Task to complete
In the material below, find each line holding the string "this" and copy it.

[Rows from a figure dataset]
------
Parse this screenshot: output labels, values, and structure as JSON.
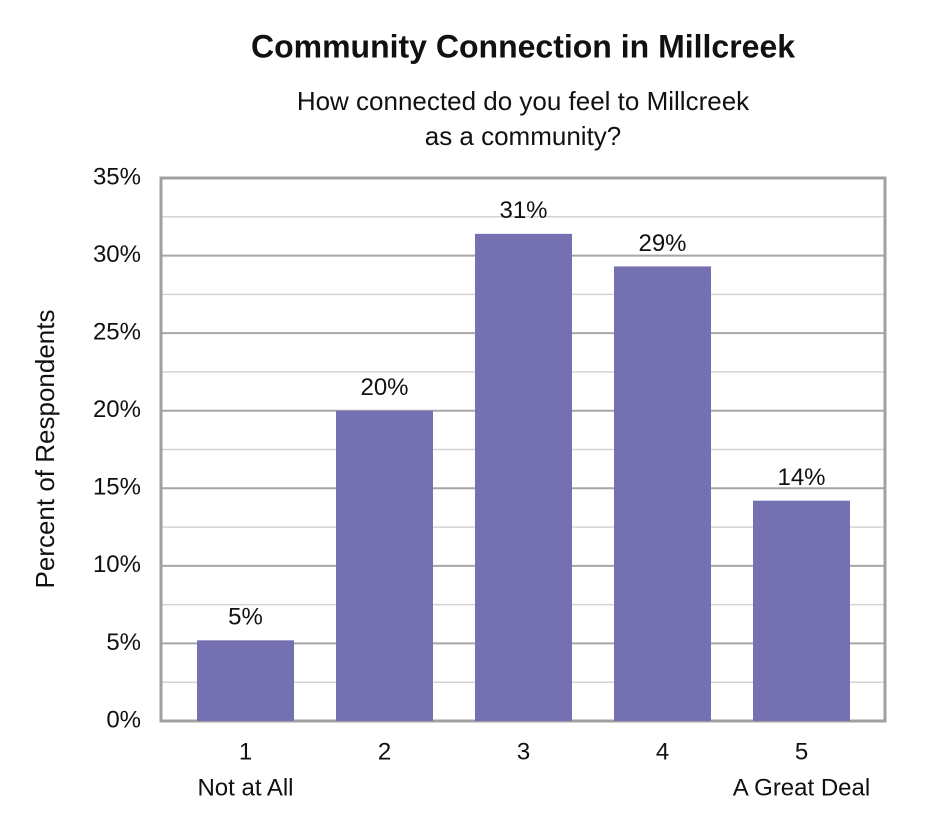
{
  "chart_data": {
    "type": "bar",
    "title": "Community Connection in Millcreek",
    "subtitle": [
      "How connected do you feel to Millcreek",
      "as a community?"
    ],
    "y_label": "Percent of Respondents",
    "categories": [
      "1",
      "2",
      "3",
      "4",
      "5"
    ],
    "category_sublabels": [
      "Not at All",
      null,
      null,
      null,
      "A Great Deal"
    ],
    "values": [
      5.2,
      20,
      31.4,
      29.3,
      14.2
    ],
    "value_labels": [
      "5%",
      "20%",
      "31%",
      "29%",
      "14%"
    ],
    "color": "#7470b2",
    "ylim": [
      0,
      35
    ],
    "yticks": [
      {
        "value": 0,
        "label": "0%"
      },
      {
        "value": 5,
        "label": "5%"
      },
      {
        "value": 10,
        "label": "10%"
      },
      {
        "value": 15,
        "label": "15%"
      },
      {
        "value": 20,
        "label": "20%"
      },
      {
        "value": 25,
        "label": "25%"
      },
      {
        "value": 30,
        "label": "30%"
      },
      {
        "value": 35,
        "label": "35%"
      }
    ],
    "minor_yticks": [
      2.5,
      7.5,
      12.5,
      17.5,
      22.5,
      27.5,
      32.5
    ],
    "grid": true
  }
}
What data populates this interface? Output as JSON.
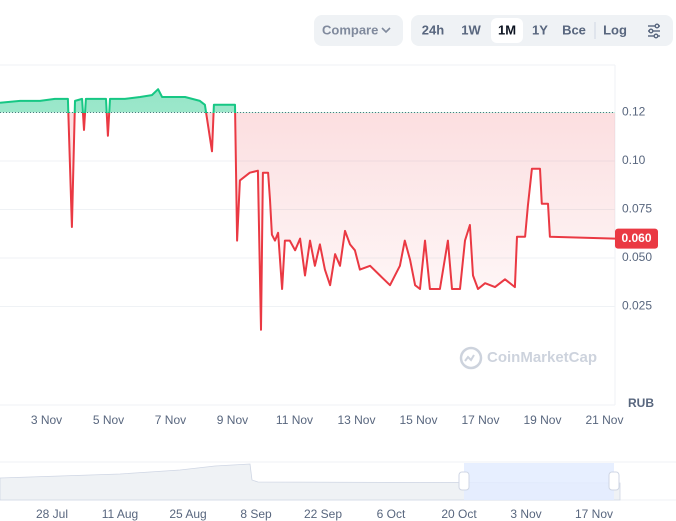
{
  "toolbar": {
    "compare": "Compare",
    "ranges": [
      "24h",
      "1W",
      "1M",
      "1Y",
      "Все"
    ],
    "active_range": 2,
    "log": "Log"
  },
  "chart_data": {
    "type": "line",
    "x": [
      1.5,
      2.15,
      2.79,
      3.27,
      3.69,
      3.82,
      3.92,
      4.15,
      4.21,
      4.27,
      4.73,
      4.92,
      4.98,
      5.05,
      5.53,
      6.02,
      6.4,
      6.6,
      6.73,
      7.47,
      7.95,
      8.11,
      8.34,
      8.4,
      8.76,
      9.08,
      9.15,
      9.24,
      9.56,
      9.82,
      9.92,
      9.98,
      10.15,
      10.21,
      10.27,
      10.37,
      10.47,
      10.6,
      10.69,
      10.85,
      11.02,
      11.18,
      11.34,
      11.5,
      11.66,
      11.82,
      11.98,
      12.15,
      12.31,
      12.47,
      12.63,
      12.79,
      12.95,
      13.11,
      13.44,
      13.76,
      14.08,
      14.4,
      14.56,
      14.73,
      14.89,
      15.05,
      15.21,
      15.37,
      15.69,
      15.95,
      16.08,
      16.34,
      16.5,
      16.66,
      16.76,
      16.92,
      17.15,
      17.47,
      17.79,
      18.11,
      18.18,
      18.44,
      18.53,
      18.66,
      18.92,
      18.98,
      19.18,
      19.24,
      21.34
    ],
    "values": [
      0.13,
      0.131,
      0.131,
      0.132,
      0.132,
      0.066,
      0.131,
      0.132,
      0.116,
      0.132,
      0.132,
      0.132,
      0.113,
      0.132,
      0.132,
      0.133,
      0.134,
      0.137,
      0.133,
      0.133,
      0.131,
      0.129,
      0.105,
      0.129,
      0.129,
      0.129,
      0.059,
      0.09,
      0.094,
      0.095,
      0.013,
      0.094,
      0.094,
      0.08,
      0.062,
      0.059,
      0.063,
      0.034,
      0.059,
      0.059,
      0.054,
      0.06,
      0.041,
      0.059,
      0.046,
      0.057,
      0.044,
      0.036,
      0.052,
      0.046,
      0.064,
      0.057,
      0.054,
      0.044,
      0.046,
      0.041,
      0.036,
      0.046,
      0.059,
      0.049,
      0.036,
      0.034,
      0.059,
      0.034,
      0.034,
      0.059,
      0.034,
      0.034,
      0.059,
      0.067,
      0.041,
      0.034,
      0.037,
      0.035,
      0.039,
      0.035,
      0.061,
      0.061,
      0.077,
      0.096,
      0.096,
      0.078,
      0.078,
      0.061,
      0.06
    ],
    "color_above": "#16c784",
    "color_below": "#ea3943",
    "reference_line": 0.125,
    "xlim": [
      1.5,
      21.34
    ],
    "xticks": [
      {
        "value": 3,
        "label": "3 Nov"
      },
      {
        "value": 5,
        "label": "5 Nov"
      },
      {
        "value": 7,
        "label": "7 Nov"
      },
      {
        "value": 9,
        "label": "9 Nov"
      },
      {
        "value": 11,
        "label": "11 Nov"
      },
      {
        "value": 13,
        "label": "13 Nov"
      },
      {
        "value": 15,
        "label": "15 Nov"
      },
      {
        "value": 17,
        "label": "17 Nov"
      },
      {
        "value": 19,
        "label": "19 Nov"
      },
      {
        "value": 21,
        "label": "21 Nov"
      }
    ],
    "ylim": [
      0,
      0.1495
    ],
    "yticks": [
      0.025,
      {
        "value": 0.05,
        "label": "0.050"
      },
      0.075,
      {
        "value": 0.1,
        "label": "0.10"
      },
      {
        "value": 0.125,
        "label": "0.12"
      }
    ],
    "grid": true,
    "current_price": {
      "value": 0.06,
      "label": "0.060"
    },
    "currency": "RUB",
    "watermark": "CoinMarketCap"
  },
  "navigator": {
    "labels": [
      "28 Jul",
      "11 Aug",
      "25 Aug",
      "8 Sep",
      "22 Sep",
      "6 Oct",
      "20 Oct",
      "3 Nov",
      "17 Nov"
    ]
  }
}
------
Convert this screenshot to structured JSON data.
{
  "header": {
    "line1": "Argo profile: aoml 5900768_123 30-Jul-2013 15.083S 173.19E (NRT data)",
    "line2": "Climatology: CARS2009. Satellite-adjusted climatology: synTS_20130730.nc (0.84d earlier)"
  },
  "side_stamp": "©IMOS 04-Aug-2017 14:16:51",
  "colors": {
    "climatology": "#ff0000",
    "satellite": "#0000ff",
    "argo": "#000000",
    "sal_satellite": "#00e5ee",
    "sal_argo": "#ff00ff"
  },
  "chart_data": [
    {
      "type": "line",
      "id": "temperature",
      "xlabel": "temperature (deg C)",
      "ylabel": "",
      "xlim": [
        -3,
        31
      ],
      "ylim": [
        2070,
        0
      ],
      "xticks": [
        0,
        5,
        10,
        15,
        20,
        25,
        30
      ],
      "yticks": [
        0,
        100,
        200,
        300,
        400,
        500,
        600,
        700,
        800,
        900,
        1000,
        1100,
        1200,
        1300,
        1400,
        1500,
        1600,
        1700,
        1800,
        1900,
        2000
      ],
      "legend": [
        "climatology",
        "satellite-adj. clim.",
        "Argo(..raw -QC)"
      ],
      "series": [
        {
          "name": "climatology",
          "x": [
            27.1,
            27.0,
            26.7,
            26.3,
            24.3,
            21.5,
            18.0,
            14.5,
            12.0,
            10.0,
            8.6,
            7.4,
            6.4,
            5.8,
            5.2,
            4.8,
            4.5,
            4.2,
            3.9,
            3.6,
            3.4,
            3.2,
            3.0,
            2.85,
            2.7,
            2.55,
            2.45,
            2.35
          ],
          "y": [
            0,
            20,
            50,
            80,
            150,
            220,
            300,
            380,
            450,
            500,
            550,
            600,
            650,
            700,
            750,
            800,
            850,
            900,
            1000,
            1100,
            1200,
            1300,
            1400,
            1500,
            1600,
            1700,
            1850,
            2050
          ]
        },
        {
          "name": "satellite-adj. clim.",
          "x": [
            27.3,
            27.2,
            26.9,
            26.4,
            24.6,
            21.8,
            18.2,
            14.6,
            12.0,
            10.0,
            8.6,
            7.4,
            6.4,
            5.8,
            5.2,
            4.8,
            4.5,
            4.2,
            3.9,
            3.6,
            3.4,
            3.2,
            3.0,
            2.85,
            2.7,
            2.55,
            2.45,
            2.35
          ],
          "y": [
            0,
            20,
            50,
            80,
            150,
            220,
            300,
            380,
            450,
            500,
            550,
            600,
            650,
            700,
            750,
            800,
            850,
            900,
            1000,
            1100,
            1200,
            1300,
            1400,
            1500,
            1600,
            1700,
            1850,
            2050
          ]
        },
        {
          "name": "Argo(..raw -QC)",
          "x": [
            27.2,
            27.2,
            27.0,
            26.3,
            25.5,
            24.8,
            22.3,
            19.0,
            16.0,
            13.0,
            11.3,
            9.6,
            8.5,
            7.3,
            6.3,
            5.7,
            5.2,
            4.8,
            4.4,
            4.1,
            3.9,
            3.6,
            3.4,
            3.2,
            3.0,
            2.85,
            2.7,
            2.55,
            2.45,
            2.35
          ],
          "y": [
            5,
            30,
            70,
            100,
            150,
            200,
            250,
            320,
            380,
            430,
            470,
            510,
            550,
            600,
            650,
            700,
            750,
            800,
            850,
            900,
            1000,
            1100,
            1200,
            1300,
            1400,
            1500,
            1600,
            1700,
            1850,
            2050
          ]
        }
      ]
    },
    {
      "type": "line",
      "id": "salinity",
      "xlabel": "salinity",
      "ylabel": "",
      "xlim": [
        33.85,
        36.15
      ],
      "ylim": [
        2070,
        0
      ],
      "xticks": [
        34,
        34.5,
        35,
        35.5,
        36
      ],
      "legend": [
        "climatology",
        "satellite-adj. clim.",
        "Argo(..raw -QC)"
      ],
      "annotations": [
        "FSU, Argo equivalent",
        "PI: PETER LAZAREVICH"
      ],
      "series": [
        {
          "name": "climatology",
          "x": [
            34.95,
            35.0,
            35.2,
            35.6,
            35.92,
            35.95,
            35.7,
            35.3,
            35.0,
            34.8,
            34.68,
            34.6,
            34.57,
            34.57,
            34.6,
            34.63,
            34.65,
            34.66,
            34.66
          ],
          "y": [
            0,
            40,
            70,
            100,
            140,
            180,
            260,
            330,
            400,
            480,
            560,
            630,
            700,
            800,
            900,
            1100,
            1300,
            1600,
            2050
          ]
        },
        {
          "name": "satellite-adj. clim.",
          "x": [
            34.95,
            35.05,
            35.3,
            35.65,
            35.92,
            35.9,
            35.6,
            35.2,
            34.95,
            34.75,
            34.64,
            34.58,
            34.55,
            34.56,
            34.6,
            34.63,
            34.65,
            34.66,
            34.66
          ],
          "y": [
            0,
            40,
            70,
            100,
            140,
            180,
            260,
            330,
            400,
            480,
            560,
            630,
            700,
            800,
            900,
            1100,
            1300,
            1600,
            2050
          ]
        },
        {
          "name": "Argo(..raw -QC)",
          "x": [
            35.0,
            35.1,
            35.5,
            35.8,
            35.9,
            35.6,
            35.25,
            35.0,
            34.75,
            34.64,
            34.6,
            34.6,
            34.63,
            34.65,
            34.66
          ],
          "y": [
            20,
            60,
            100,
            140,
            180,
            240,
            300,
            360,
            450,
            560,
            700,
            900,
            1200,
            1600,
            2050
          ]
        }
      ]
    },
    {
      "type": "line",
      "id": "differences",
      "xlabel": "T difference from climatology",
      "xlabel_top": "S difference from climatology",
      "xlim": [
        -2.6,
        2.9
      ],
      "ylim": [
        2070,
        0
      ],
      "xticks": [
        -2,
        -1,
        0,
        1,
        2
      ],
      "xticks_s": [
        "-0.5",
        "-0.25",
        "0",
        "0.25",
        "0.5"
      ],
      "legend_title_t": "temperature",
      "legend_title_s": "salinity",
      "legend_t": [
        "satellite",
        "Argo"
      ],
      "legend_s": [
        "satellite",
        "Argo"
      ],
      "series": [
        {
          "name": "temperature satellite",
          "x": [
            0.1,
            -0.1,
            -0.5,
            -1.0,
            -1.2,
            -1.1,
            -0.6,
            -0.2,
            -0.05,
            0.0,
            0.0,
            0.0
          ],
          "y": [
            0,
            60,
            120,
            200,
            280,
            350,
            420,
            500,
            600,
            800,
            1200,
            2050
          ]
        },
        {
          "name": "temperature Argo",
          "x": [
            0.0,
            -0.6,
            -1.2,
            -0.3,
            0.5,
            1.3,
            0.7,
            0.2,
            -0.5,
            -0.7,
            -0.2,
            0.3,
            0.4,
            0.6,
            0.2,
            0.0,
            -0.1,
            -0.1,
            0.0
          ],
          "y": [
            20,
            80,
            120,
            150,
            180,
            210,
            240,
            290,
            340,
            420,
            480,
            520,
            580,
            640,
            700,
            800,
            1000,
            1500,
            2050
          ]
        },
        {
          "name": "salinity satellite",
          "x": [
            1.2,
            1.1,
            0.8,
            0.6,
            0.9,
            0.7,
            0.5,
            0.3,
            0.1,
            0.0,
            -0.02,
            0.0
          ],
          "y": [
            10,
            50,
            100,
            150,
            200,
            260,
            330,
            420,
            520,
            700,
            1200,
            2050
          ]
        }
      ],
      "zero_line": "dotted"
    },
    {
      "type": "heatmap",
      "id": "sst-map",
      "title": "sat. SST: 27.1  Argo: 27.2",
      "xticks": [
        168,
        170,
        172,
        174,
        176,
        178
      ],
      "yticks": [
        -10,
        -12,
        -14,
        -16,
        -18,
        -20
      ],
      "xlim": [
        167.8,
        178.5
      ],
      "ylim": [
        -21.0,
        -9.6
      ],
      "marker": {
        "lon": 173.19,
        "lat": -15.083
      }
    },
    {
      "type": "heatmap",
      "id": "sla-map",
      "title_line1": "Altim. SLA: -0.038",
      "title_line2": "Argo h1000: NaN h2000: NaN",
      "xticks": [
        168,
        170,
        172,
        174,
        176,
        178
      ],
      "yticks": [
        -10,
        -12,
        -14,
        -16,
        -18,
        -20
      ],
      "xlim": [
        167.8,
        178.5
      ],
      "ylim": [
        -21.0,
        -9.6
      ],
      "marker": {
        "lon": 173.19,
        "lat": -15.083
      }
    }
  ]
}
------
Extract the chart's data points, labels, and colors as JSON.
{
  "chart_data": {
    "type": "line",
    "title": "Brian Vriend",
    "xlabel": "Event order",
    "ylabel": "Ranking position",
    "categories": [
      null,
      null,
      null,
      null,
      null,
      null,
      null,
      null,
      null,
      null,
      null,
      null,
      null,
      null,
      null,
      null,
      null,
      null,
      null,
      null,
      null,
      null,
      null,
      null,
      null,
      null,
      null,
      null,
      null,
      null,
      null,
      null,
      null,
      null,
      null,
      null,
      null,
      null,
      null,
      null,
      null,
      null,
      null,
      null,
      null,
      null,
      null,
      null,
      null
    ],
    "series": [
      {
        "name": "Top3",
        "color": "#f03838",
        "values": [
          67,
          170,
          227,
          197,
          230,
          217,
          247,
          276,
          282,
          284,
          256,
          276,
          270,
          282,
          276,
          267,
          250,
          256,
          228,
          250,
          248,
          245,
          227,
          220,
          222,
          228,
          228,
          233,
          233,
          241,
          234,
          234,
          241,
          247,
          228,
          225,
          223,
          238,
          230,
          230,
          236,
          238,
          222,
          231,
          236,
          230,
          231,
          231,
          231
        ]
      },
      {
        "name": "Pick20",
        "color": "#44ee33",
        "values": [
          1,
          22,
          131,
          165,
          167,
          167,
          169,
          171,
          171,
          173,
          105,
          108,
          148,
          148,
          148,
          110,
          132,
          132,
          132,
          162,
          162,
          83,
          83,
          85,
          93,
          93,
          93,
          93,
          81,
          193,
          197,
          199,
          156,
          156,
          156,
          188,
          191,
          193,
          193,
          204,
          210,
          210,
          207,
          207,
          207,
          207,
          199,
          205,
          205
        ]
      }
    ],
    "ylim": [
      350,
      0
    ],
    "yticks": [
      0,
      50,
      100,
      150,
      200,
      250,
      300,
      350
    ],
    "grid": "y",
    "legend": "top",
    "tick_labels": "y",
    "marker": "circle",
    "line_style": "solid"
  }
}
------
Exercise result
Parse this screenshot: output labels, values, and structure as JSON.
What data populates this interface? Output as JSON.
Convert this screenshot to structured JSON data.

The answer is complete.